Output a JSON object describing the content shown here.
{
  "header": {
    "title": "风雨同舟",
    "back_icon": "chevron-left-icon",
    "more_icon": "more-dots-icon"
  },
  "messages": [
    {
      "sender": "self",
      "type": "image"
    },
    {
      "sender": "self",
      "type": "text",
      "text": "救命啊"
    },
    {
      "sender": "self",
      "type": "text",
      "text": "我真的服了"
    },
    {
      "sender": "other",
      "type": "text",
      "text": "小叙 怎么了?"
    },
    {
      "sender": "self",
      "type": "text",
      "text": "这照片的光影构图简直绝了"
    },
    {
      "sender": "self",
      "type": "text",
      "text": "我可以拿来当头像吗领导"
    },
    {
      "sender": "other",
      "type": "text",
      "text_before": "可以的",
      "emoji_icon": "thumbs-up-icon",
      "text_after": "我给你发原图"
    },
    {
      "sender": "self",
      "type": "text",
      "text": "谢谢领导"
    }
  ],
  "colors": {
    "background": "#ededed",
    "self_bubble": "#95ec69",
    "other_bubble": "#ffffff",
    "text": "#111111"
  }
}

■ **Exercise**: Take every line from the data above that holds "icon" and copy it out.

■ **The response**:
    "back_icon": "chevron-left-icon",
    "more_icon": "more-dots-icon"
      "emoji_icon": "thumbs-up-icon",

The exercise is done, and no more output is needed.